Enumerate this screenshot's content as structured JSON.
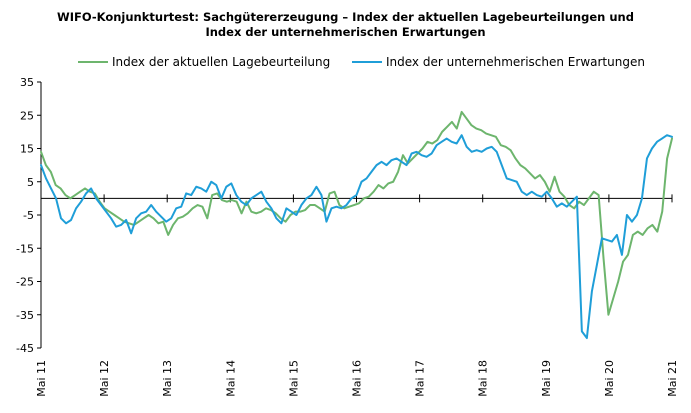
{
  "title_line1": "WIFO-Konjunkturtest: Sachgütererzeugung – Index der aktuellen Lagebeurteilungen und",
  "title_line2": "Index der unternehmerischen Erwartungen",
  "chart_data": {
    "type": "line",
    "title": "WIFO-Konjunkturtest: Sachgütererzeugung – Index der aktuellen Lagebeurteilungen und Index der unternehmerischen Erwartungen",
    "xlabel": "",
    "ylabel": "",
    "ylim": [
      -45,
      35
    ],
    "yticks": [
      35,
      25,
      15,
      5,
      -5,
      -15,
      -25,
      -35,
      -45
    ],
    "x_tick_labels": [
      "Mai 11",
      "Mai 12",
      "Mai 13",
      "Mai 14",
      "Mai 15",
      "Mai 16",
      "Mai 17",
      "Mai 18",
      "Mai 19",
      "Mai 20",
      "Mai 21"
    ],
    "x_start": "2011-05",
    "x_end": "2021-05",
    "legend_position": "top",
    "grid": false,
    "series": [
      {
        "name": "Index der aktuellen Lagebeurteilung",
        "color": "#6db56d",
        "values": [
          14.0,
          10.0,
          8.0,
          4.0,
          3.0,
          1.0,
          0.0,
          1.0,
          2.0,
          3.0,
          2.0,
          1.5,
          -1.0,
          -3.0,
          -4.0,
          -5.0,
          -6.0,
          -7.0,
          -7.5,
          -8.0,
          -7.0,
          -6.0,
          -5.0,
          -6.0,
          -7.5,
          -7.0,
          -11.0,
          -8.0,
          -6.0,
          -5.5,
          -4.5,
          -3.0,
          -2.0,
          -2.5,
          -6.0,
          1.0,
          1.5,
          -0.5,
          -1.0,
          -0.5,
          -1.0,
          -4.5,
          -1.0,
          -4.0,
          -4.5,
          -4.0,
          -3.0,
          -3.5,
          -4.5,
          -6.0,
          -7.0,
          -5.0,
          -4.0,
          -4.0,
          -3.5,
          -2.0,
          -2.0,
          -3.0,
          -4.0,
          1.5,
          2.0,
          -2.0,
          -3.0,
          -2.5,
          -2.0,
          -1.5,
          0.0,
          0.5,
          2.0,
          4.0,
          3.0,
          4.5,
          5.0,
          8.0,
          13.0,
          10.5,
          12.0,
          13.5,
          15.0,
          17.0,
          16.5,
          17.5,
          20.0,
          21.5,
          23.0,
          21.0,
          26.0,
          24.0,
          22.0,
          21.0,
          20.5,
          19.5,
          19.0,
          18.5,
          16.0,
          15.5,
          14.5,
          12.0,
          10.0,
          9.0,
          7.5,
          6.0,
          7.0,
          5.0,
          2.0,
          6.5,
          2.0,
          0.5,
          -2.0,
          -3.0,
          -1.0,
          -2.0,
          0.0,
          2.0,
          1.0,
          -18.0,
          -35.0,
          -30.0,
          -25.0,
          -19.0,
          -17.0,
          -11.0,
          -10.0,
          -11.0,
          -9.0,
          -8.0,
          -10.0,
          -4.0,
          12.0,
          18.0
        ]
      },
      {
        "name": "Index der unternehmerischen Erwartungen",
        "color": "#1f9ed8",
        "values": [
          10.0,
          6.0,
          3.0,
          0.0,
          -6.0,
          -7.5,
          -6.5,
          -3.0,
          -1.0,
          1.5,
          3.0,
          0.0,
          -2.0,
          -4.0,
          -6.0,
          -8.5,
          -8.0,
          -6.5,
          -10.5,
          -6.0,
          -4.5,
          -4.0,
          -2.0,
          -4.0,
          -5.5,
          -7.0,
          -6.0,
          -3.0,
          -2.5,
          1.5,
          1.0,
          3.5,
          3.0,
          2.0,
          5.0,
          4.0,
          0.0,
          3.5,
          4.5,
          1.0,
          -1.0,
          -2.0,
          0.0,
          1.0,
          2.0,
          -1.0,
          -3.0,
          -6.0,
          -7.5,
          -3.0,
          -4.0,
          -5.0,
          -2.0,
          0.0,
          1.0,
          3.5,
          1.0,
          -7.0,
          -3.0,
          -2.5,
          -3.0,
          -2.0,
          0.0,
          1.0,
          5.0,
          6.0,
          8.0,
          10.0,
          11.0,
          10.0,
          11.5,
          12.0,
          11.0,
          10.0,
          13.5,
          14.0,
          13.0,
          12.5,
          13.5,
          16.0,
          17.0,
          18.0,
          17.0,
          16.5,
          19.0,
          15.5,
          14.0,
          14.5,
          14.0,
          15.0,
          15.5,
          14.0,
          10.0,
          6.0,
          5.5,
          5.0,
          2.0,
          1.0,
          2.0,
          1.0,
          0.5,
          2.0,
          0.0,
          -2.5,
          -1.5,
          -2.5,
          -1.0,
          0.5,
          -40.0,
          -42.0,
          -28.0,
          -20.0,
          -12.0,
          -12.5,
          -13.0,
          -11.0,
          -17.0,
          -5.0,
          -7.0,
          -5.0,
          0.0,
          12.0,
          15.0,
          17.0,
          18.0,
          19.0,
          18.5
        ]
      }
    ]
  }
}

==========

- [TASK DETAILS]:
From the entries above, extract each line containing "name".

- [FINAL RESULT]:
        "name": "Index der aktuellen Lagebeurteilung",
        "name": "Index der unternehmerischen Erwartungen",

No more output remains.